WHAT THE EXERCISE ASKS
Print all records exactly, leaving nothing out.

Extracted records
-------------------------
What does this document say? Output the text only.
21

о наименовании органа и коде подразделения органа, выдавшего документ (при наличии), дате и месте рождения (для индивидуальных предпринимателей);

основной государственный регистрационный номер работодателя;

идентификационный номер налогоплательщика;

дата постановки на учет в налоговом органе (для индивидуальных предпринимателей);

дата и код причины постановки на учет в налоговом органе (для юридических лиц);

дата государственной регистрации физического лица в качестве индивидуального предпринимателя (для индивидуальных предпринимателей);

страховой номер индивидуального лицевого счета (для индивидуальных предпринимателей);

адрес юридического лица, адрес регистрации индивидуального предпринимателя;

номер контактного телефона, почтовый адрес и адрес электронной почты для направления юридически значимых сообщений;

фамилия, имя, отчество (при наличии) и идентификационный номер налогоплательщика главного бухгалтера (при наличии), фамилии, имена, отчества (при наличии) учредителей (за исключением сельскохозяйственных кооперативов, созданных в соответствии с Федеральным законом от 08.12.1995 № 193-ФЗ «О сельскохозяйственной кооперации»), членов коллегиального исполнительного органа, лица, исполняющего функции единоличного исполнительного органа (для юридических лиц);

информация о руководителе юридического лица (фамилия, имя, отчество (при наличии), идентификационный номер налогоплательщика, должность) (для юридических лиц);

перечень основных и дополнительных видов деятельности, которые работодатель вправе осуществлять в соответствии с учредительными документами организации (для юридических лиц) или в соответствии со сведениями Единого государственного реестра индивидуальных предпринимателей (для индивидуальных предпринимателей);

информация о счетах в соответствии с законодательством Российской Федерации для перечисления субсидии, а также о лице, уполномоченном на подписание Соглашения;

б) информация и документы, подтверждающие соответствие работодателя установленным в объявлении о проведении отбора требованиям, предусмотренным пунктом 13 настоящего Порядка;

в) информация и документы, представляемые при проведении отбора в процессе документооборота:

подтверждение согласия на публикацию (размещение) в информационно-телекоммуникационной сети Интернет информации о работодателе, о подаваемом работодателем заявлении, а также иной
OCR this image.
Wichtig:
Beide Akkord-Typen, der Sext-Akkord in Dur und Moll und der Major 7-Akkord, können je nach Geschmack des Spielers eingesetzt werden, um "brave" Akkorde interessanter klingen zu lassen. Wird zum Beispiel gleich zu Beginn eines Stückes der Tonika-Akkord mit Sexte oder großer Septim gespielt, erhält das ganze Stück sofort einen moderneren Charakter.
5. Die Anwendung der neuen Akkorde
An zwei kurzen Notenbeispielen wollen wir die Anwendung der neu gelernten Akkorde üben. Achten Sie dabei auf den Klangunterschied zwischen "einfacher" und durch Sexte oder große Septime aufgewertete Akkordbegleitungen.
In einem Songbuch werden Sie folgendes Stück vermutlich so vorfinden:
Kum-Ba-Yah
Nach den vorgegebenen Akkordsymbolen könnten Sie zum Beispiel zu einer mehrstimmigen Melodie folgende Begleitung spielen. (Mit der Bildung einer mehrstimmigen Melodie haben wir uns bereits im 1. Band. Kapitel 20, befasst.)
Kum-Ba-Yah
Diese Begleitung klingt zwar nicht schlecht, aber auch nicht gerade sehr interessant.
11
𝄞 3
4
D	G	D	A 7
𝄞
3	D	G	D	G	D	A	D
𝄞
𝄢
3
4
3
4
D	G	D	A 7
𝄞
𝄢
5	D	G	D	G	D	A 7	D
-------------------------
RESULT OF THIS TASK
What does this document say? Output the text only.
21

о наименовании органа и коде подразделения органа, выдавшего документ (при наличии), дате и месте рождения (для индивидуальных предпринимателей);

основной государственный регистрационный номер работодателя;

идентификационный номер налогоплательщика;

дата постановки на учет в налоговом органе (для индивидуальных предпринимателей);

дата и код причины постановки на учет в налоговом органе (для юридических лиц);

дата государственной регистрации физического лица в качестве индивидуального предпринимателя (для индивидуальных предпринимателей);

страховой номер индивидуального лицевого счета (для индивидуальных предпринимателей);

адрес юридического лица, адрес регистрации индивидуального предпринимателя;

номер контактного телефона, почтовый адрес и адрес электронной почты для направления юридически значимых сообщений;

фамилия, имя, отчество (при наличии) и идентификационный номер налогоплательщика главного бухгалтера (при наличии), фамилии, имена, отчества (при наличии) учредителей (за исключением сельскохозяйственных кооперативов, созданных в соответствии с Федеральным законом от 08.12.1995 № 193-ФЗ «О сельскохозяйственной кооперации»), членов коллегиального исполнительного органа, лица, исполняющего функции единоличного исполнительного органа (для юридических лиц);

информация о руководителе юридического лица (фамилия, имя, отчество (при наличии), идентификационный номер налогоплательщика, должность) (для юридических лиц);

перечень основных и дополнительных видов деятельности, которые работодатель вправе осуществлять в соответствии с учредительными документами организации (для юридических лиц) или в соответствии со сведениями Единого государственного реестра индивидуальных предпринимателей (для индивидуальных предпринимателей);

информация о счетах в соответствии с законодательством Российской Федерации для перечисления субсидии, а также о лице, уполномоченном на подписание Соглашения;

б) информация и документы, подтверждающие соответствие работодателя установленным в объявлении о проведении отбора требованиям, предусмотренным пунктом 13 настоящего Порядка;

в) информация и документы, представляемые при проведении отбора в процессе документооборота:

подтверждение согласия на публикацию (размещение) в информационно-телекоммуникационной сети Интернет информации о работодателе, о подаваемом работодателем заявлении, а также иной
OCR this image.
Wichtig:
Beide Akkord-Typen, der Sext-Akkord in Dur und Moll und der Major 7-Akkord, können je nach Geschmack des Spielers eingesetzt werden, um "brave" Akkorde interessanter klingen zu lassen. Wird zum Beispiel gleich zu Beginn eines Stückes der Tonika-Akkord mit Sexte oder großer Septim gespielt, erhält das ganze Stück sofort einen moderneren Charakter.
5. Die Anwendung der neuen Akkorde
An zwei kurzen Notenbeispielen wollen wir die Anwendung der neu gelernten Akkorde üben. Achten Sie dabei auf den Klangunterschied zwischen "einfacher" und durch Sexte oder große Septime aufgewertete Akkordbegleitungen.
In einem Songbuch werden Sie folgendes Stück vermutlich so vorfinden:
Kum-Ba-Yah
Nach den vorgegebenen Akkordsymbolen könnten Sie zum Beispiel zu einer mehrstimmigen Melodie folgende Begleitung spielen. (Mit der Bildung einer mehrstimmigen Melodie haben wir uns bereits im 1. Band. Kapitel 20, befasst.)
Kum-Ba-Yah
Diese Begleitung klingt zwar nicht schlecht, aber auch nicht gerade sehr interessant.
11
𝄞 3
4
D	G	D	A 7
𝄞
3	D	G	D	G	D	A	D
𝄞
𝄢
3
4
3
4
D	G	D	A 7
𝄞
𝄢
5	D	G	D	G	D	A 7	D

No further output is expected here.